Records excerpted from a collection
╔══

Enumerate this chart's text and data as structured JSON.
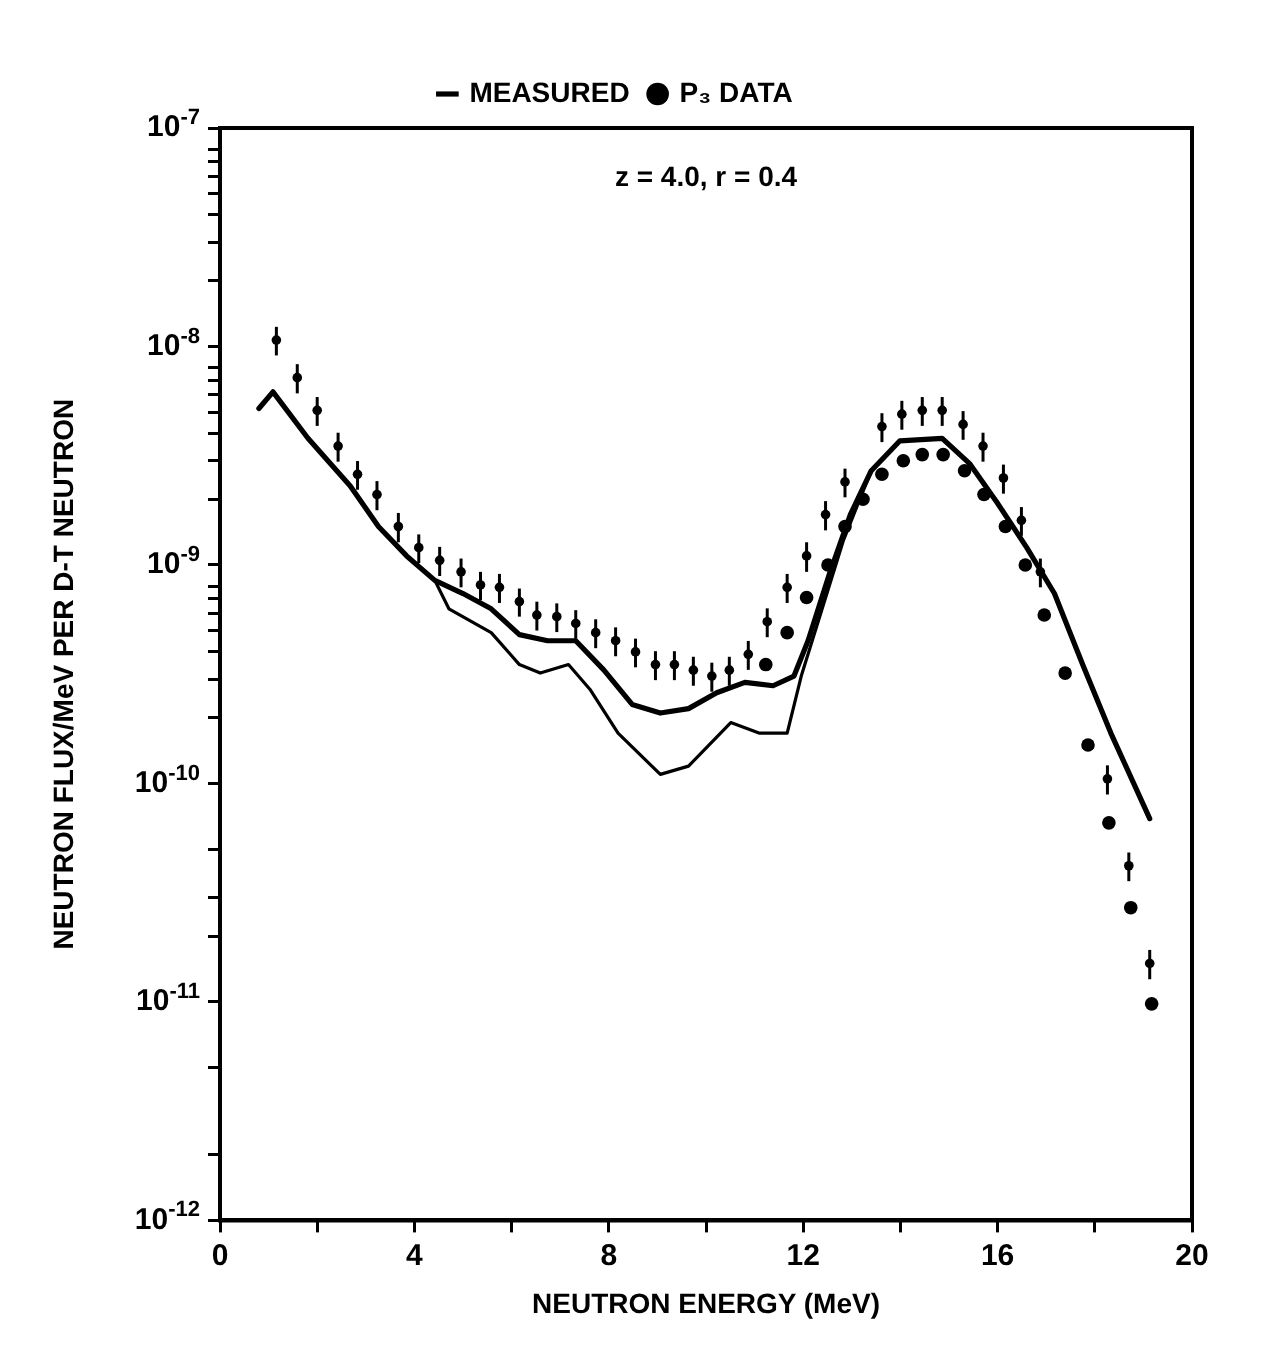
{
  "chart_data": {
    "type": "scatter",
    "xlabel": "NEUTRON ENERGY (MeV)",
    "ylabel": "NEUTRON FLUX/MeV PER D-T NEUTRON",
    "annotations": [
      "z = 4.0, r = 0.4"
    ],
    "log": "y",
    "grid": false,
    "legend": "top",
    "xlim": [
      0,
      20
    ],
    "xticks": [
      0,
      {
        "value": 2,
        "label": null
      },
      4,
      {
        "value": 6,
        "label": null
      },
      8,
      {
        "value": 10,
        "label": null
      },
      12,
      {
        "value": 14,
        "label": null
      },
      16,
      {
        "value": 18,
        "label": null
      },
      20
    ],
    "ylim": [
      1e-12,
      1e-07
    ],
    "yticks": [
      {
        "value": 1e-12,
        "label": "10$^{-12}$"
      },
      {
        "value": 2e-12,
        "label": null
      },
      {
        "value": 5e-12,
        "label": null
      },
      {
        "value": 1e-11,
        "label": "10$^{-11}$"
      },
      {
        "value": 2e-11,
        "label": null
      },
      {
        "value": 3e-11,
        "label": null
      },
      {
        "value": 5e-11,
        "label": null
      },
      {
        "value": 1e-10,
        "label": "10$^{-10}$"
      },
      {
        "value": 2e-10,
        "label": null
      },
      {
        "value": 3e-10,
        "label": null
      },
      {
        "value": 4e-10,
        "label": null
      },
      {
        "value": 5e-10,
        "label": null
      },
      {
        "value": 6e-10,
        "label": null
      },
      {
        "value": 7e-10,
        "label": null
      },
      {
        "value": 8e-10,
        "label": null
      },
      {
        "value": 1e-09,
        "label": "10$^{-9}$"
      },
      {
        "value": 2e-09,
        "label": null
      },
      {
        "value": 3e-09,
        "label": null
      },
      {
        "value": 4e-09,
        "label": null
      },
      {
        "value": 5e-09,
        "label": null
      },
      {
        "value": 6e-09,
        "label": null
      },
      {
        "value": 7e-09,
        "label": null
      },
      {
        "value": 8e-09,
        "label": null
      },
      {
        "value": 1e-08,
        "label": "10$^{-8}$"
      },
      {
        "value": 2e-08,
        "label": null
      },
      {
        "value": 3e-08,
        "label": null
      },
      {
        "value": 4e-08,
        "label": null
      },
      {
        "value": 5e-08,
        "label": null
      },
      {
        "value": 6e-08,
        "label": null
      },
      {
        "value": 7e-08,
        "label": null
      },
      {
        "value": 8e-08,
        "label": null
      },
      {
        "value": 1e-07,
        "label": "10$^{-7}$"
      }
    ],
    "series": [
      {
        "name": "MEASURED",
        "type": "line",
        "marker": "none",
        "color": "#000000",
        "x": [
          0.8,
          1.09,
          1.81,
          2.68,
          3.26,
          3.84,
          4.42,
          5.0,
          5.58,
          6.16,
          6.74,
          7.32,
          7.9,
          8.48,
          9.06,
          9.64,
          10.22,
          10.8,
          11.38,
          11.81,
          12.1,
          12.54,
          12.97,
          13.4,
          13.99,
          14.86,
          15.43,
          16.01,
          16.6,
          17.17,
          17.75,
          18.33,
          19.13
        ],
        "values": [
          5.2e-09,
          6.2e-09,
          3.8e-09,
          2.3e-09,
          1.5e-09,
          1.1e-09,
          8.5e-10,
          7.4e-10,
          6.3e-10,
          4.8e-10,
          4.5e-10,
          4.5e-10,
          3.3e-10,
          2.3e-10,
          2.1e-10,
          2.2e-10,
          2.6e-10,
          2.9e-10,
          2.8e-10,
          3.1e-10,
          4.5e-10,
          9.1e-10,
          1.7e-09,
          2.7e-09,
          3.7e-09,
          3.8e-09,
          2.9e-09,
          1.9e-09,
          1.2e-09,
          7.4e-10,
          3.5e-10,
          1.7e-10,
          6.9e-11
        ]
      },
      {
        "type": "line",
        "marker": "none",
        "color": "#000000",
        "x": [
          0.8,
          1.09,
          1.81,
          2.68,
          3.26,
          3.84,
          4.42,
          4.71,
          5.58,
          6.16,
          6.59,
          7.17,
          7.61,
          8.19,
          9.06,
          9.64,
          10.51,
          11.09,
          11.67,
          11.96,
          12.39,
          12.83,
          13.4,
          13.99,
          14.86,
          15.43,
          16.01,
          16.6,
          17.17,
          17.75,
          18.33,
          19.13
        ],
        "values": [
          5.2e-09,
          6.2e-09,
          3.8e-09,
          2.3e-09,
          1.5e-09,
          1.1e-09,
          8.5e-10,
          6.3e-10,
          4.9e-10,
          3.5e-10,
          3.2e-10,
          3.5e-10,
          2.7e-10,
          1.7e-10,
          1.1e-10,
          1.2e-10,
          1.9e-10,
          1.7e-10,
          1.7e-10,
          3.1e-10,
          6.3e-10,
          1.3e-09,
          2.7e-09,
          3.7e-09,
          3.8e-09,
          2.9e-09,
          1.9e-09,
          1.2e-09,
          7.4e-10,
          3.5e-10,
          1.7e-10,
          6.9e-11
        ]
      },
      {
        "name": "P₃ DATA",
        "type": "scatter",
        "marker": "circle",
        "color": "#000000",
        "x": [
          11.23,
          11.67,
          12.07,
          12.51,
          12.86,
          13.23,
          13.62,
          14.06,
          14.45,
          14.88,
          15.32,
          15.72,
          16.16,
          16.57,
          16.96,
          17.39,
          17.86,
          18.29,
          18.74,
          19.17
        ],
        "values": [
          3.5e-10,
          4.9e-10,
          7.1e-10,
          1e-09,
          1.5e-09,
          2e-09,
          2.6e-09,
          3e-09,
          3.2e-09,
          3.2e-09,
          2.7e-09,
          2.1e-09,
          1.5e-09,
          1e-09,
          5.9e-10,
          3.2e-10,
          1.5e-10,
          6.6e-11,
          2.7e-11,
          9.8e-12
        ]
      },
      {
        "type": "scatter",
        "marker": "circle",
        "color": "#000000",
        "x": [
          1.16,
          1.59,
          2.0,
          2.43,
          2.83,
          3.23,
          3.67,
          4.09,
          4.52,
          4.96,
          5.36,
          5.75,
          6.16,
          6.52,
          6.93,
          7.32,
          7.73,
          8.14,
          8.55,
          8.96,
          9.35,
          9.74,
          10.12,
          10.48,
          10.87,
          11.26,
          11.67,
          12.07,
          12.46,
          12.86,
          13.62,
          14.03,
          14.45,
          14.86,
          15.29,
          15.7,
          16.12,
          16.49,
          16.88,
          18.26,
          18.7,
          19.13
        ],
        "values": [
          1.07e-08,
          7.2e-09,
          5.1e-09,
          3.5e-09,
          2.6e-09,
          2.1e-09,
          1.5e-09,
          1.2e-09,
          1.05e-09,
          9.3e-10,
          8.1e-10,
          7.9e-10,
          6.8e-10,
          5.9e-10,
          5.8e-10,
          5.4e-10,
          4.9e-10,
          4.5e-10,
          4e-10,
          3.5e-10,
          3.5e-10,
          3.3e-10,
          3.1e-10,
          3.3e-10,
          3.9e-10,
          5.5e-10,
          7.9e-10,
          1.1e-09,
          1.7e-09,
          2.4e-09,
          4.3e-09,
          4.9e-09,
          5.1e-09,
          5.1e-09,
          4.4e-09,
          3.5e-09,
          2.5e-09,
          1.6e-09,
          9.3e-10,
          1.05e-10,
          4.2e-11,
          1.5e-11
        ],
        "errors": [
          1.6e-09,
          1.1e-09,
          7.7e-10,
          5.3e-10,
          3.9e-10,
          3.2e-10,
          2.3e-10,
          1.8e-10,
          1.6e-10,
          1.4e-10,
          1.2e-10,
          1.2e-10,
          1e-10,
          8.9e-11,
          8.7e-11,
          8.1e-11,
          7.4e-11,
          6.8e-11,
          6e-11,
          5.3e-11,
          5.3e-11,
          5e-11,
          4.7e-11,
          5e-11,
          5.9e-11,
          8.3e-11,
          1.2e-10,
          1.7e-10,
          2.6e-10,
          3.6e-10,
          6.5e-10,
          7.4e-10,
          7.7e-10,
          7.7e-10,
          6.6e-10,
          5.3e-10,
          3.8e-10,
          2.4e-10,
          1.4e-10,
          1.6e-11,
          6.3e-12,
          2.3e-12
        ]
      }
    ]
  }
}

╚══

Pick out each line in the material containing "NEUTRON".

    "xlabel": "NEUTRON ENERGY (MeV)",
    "ylabel": "NEUTRON FLUX/MeV PER D-T NEUTRON",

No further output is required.